***** Record list

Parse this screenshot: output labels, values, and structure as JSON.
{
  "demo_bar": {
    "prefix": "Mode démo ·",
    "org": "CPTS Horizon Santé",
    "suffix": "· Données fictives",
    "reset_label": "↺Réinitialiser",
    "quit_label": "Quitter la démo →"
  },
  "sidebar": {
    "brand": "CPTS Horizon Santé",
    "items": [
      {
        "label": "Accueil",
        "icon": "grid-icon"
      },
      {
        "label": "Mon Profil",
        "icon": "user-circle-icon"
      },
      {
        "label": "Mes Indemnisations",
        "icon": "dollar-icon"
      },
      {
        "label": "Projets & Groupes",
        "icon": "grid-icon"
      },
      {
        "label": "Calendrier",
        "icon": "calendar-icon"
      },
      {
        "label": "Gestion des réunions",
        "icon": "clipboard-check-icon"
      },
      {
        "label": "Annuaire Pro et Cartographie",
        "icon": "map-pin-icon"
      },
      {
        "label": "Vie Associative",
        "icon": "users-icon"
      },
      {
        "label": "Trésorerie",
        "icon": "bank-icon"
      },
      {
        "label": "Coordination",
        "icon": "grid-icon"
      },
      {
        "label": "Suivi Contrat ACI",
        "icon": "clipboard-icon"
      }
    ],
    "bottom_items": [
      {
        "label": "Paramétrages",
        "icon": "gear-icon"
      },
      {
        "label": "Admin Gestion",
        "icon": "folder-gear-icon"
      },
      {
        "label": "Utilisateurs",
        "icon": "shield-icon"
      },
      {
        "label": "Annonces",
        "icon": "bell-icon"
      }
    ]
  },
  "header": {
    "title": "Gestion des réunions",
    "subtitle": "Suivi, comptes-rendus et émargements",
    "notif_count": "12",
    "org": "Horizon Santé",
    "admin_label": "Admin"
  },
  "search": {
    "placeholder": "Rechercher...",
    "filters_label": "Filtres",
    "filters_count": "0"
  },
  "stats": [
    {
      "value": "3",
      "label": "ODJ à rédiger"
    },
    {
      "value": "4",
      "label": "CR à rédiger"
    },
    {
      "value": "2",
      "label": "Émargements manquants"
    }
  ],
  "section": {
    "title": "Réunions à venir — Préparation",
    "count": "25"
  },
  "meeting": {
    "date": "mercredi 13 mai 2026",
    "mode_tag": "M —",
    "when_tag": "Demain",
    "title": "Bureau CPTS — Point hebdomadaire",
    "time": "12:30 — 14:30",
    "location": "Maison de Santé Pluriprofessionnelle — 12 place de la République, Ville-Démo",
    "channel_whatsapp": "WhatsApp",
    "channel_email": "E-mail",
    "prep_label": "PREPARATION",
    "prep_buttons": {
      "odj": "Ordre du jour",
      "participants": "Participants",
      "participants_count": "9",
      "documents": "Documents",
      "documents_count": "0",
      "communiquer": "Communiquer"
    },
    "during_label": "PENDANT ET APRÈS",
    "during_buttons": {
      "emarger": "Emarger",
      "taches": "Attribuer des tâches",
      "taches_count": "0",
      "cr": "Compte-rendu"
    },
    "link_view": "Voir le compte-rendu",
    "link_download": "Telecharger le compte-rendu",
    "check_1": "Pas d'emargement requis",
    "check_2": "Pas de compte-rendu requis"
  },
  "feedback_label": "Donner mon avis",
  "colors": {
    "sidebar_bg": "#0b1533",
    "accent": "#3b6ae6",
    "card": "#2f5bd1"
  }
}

**********

● Task instructions
Which lines above contain "Admin"? Show each of them.

● Written response
        "label": "Admin Gestion",
    "admin_label": "Admin"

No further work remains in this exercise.